# [Instructions to follow]
Set each record down exactly, excluding all images.

Data records

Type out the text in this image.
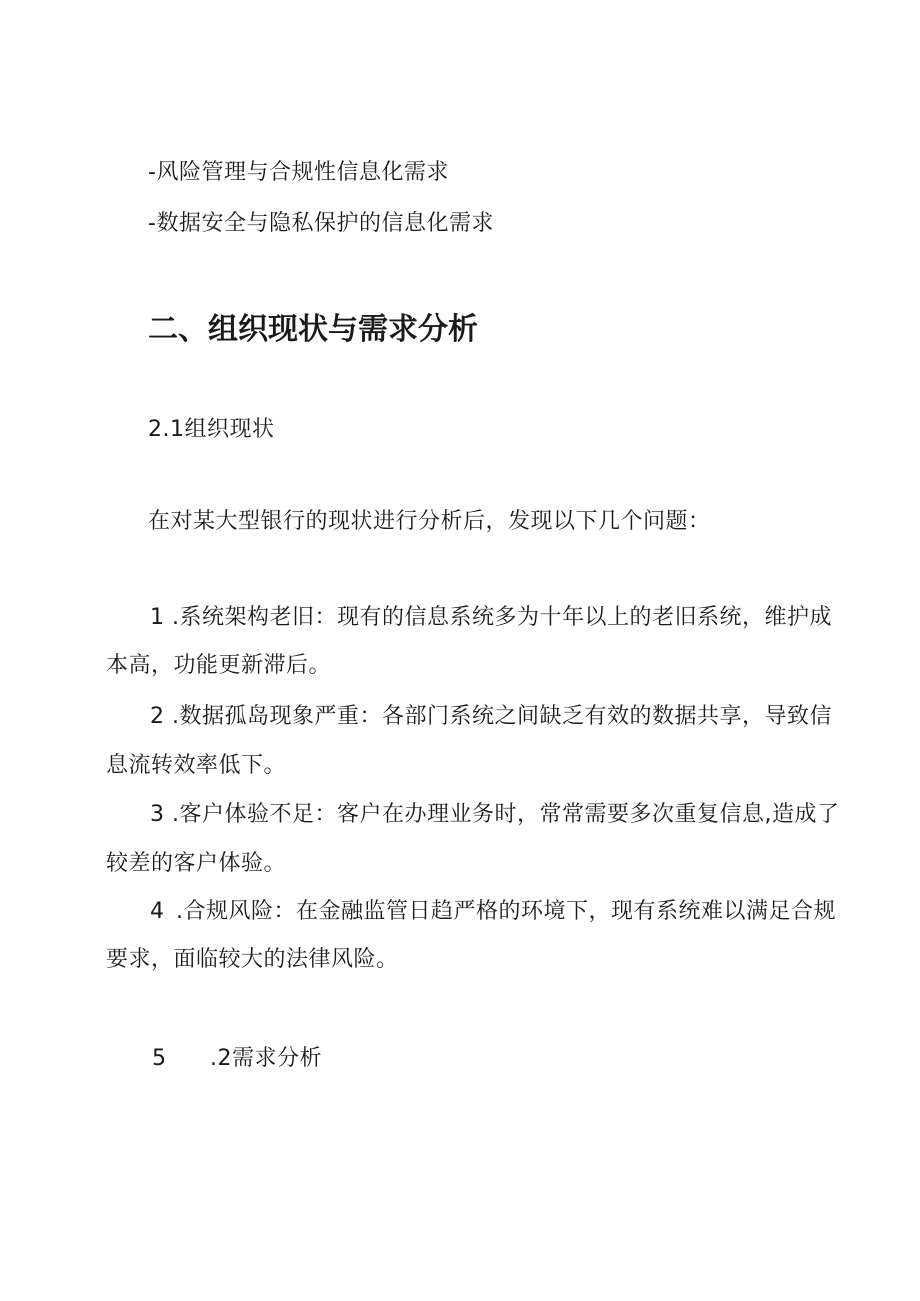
-风险管理与合规性信息化需求
-数据安全与隐私保护的信息化需求
二、组织现状与需求分析
2.1组织现状
在对某大型银行的现状进行分析后，发现以下几个问题：
1 .系统架构老旧：现有的信息系统多为十年以上的老旧系统，维护成
本高，功能更新滞后。
2 .数据孤岛现象严重：各部门系统之间缺乏有效的数据共享，导致信
息流转效率低下。
3 .客户体验不足：客户在办理业务时，常常需要多次重复信息,造成了
较差的客户体验。
4 .合规风险：在金融监管日趋严格的环境下，现有系统难以满足合规
要求，面临较大的法律风险。
5 .2需求分析
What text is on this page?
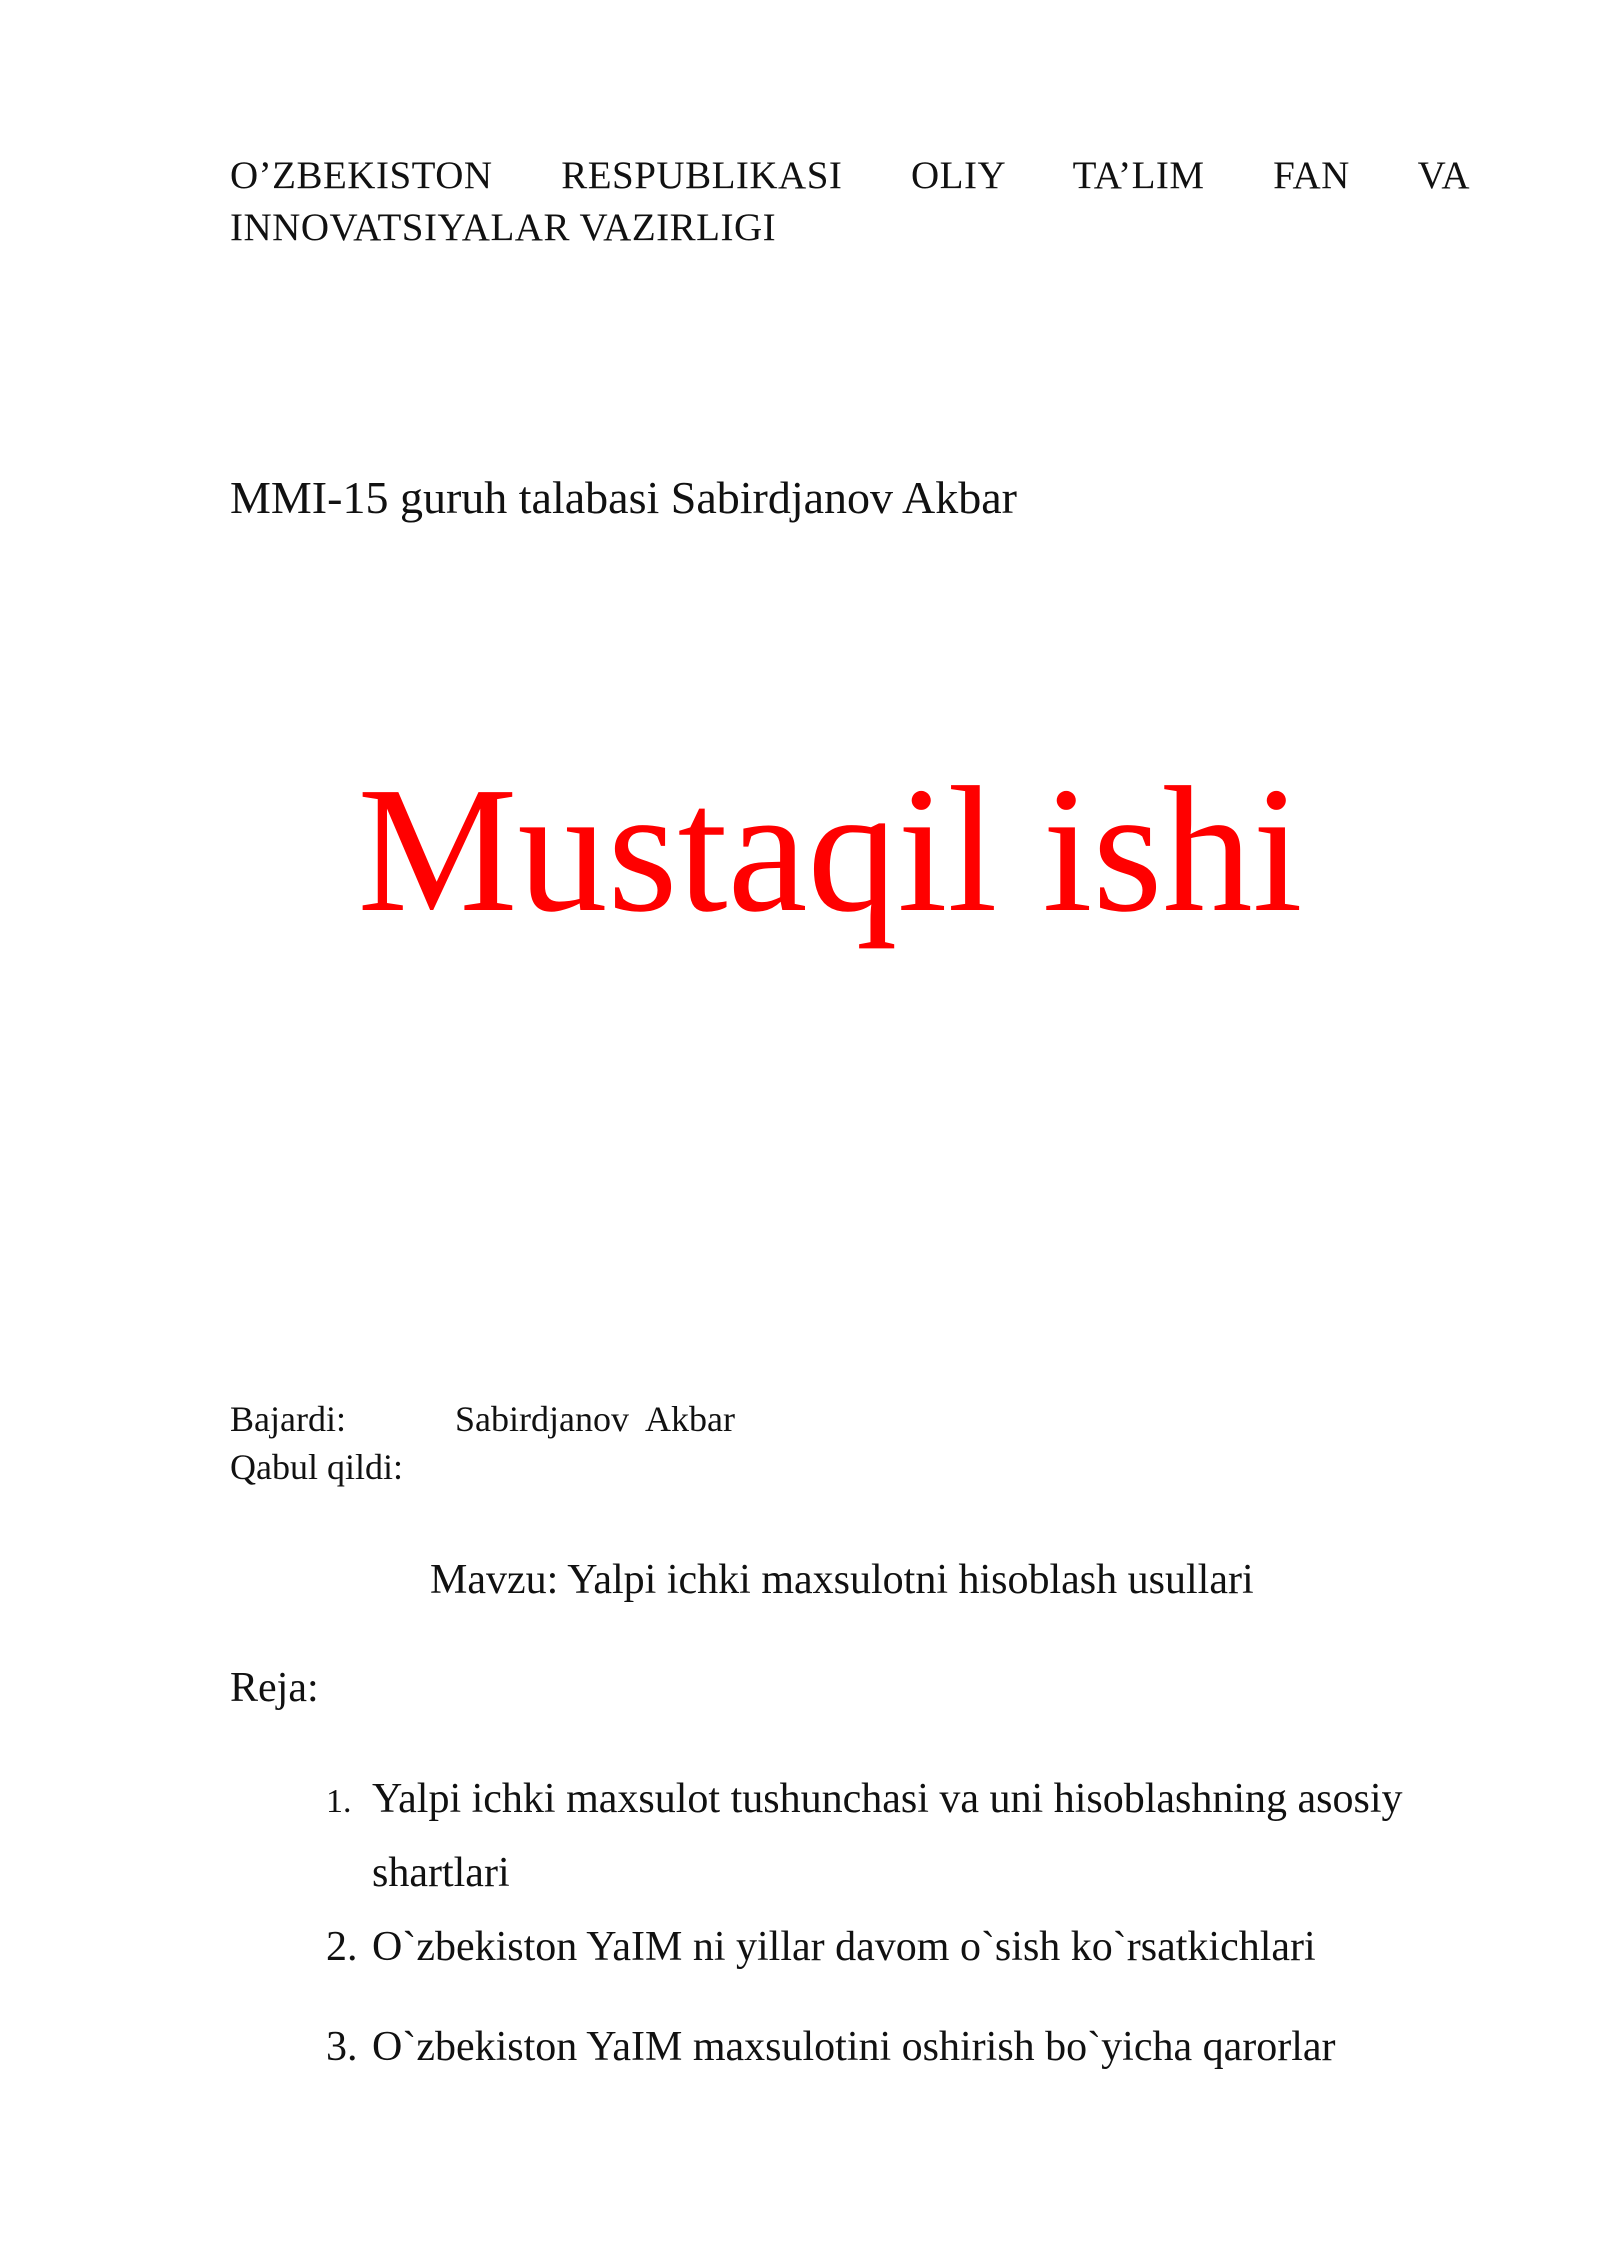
O’ZBEKISTON RESPUBLIKASI OLIY TA’LIM FAN VA
INNOVATSIYALAR VAZIRLIGI
MMI-15 guruh talabasi Sabirdjanov Akbar
Mustaqil ishi
Bajardi:	Sabirdjanov  Akbar
Qabul qildi:
Mavzu: Yalpi ichki maxsulotni hisoblash usullari
Reja:
1. Yalpi ichki maxsulot tushunchasi va uni hisoblashning asosiy shartlari
2. O`zbekiston YaIM ni yillar davom o`sish ko`rsatkichlari
3. O`zbekiston YaIM maxsulotini oshirish bo`yicha qarorlar
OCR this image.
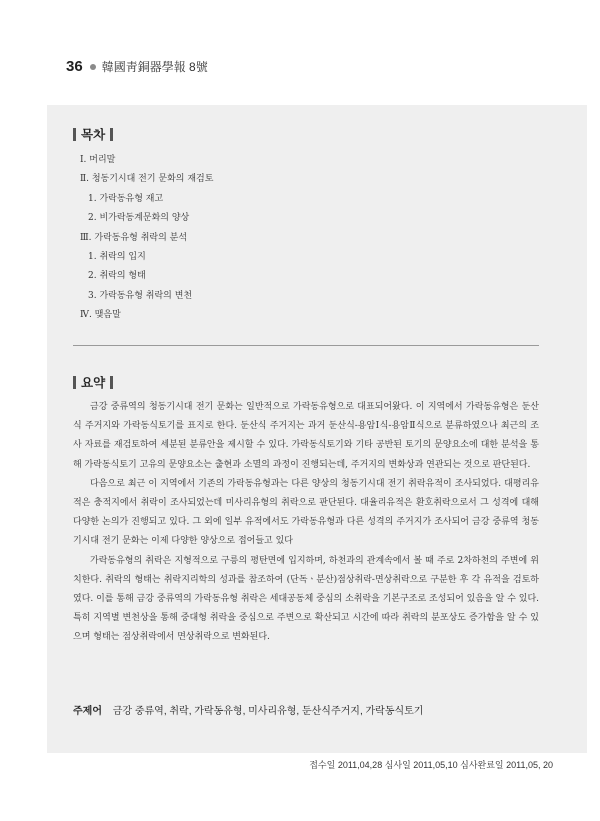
36 韓國靑銅器學報 8號
목차
Ⅰ. 머리말
Ⅱ. 청동기시대 전기 문화의 재검토
1. 가락동유형 재고
2. 비가락동계문화의 양상
Ⅲ. 가락동유형 취락의 분석
1. 취락의 입지
2. 취락의 형태
3. 가락동유형 취락의 변천
Ⅳ. 맺음말
요약

금강 중류역의 청동기시대 전기 문화는 일반적으로 가락동유형으로 대표되어왔다. 이 지역에서 가락동유형은 둔산식 주거지와 가락동식토기를 표지로 한다. 둔산식 주거지는 과거 둔산식-용암Ⅰ식-용암Ⅱ식으로 분류하였으나 최근의 조사 자료를 재검토하여 세분된 분류안을 제시할 수 있다. 가락동식토기와 기타 공반된 토기의 문양요소에 대한 분석을 통해 가락동식토기 고유의 문양요소는 출현과 소멸의 과정이 진행되는데, 주거지의 변화상과 연관되는 것으로 판단된다.

다음으로 최근 이 지역에서 기존의 가락동유형과는 다른 양상의 청동기시대 전기 취락유적이 조사되었다. 대평리유적은 충적지에서 취락이 조사되었는데 미사리유형의 취락으로 판단된다. 대율리유적은 환호취락으로서 그 성격에 대해 다양한 논의가 진행되고 있다. 그 외에 일부 유적에서도 가락동유형과 다른 성격의 주거지가 조사되어 금강 중류역 청동기시대 전기 문화는 이제 다양한 양상으로 접어들고 있다

가락동유형의 취락은 지형적으로 구릉의 평탄면에 입지하며, 하천과의 관계속에서 볼 때 주로 2차하천의 주변에 위치한다. 취락의 형태는 취락지리학의 성과를 참조하여 (단독ㆍ분산)점상취락-면상취락으로 구분한 후 각 유적을 검토하였다. 이를 통해 금강 중류역의 가락동유형 취락은 세대공동체 중심의 소취락을 기본구조로 조성되어 있음을 알 수 있다. 특히 지역별 변천상을 통해 중대형 취락을 중심으로 주변으로 확산되고 시간에 따라 취락의 분포상도 증가함을 알 수 있으며 형태는 점상취락에서 면상취락으로 변화된다.

주제어 금강 중류역, 취락, 가락동유형, 미사리유형, 둔산식주거지, 가락동식토기
접수일 2011,04,28 심사일 2011,05,10 심사완료일 2011,05, 20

# [Final result]
Type out the text in this image.
-风险管理与合规性信息化需求
-数据安全与隐私保护的信息化需求
二、组织现状与需求分析
2.1组织现状
在对某大型银行的现状进行分析后，发现以下几个问题：
1 .系统架构老旧：现有的信息系统多为十年以上的老旧系统，维护成
本高，功能更新滞后。
2 .数据孤岛现象严重：各部门系统之间缺乏有效的数据共享，导致信
息流转效率低下。
3 .客户体验不足：客户在办理业务时，常常需要多次重复信息,造成了
较差的客户体验。
4 .合规风险：在金融监管日趋严格的环境下，现有系统难以满足合规
要求，面临较大的法律风险。
5 .2需求分析
What text is on this page?
O’ZBEKISTON RESPUBLIKASI OLIY TA’LIM FAN VA
INNOVATSIYALAR VAZIRLIGI
MMI-15 guruh talabasi Sabirdjanov Akbar
Mustaqil ishi
Bajardi:	Sabirdjanov  Akbar
Qabul qildi:
Mavzu: Yalpi ichki maxsulotni hisoblash usullari
Reja:
1. Yalpi ichki maxsulot tushunchasi va uni hisoblashning asosiy shartlari
2. O`zbekiston YaIM ni yillar davom o`sish ko`rsatkichlari
3. O`zbekiston YaIM maxsulotini oshirish bo`yicha qarorlar
OCR this image.
36 韓國靑銅器學報 8號
목차
Ⅰ. 머리말
Ⅱ. 청동기시대 전기 문화의 재검토
1. 가락동유형 재고
2. 비가락동계문화의 양상
Ⅲ. 가락동유형 취락의 분석
1. 취락의 입지
2. 취락의 형태
3. 가락동유형 취락의 변천
Ⅳ. 맺음말
요약

금강 중류역의 청동기시대 전기 문화는 일반적으로 가락동유형으로 대표되어왔다. 이 지역에서 가락동유형은 둔산식 주거지와 가락동식토기를 표지로 한다. 둔산식 주거지는 과거 둔산식-용암Ⅰ식-용암Ⅱ식으로 분류하였으나 최근의 조사 자료를 재검토하여 세분된 분류안을 제시할 수 있다. 가락동식토기와 기타 공반된 토기의 문양요소에 대한 분석을 통해 가락동식토기 고유의 문양요소는 출현과 소멸의 과정이 진행되는데, 주거지의 변화상과 연관되는 것으로 판단된다.

다음으로 최근 이 지역에서 기존의 가락동유형과는 다른 양상의 청동기시대 전기 취락유적이 조사되었다. 대평리유적은 충적지에서 취락이 조사되었는데 미사리유형의 취락으로 판단된다. 대율리유적은 환호취락으로서 그 성격에 대해 다양한 논의가 진행되고 있다. 그 외에 일부 유적에서도 가락동유형과 다른 성격의 주거지가 조사되어 금강 중류역 청동기시대 전기 문화는 이제 다양한 양상으로 접어들고 있다

가락동유형의 취락은 지형적으로 구릉의 평탄면에 입지하며, 하천과의 관계속에서 볼 때 주로 2차하천의 주변에 위치한다. 취락의 형태는 취락지리학의 성과를 참조하여 (단독ㆍ분산)점상취락-면상취락으로 구분한 후 각 유적을 검토하였다. 이를 통해 금강 중류역의 가락동유형 취락은 세대공동체 중심의 소취락을 기본구조로 조성되어 있음을 알 수 있다. 특히 지역별 변천상을 통해 중대형 취락을 중심으로 주변으로 확산되고 시간에 따라 취락의 분포상도 증가함을 알 수 있으며 형태는 점상취락에서 면상취락으로 변화된다.

주제어 금강 중류역, 취락, 가락동유형, 미사리유형, 둔산식주거지, 가락동식토기
접수일 2011,04,28 심사일 2011,05,10 심사완료일 2011,05, 20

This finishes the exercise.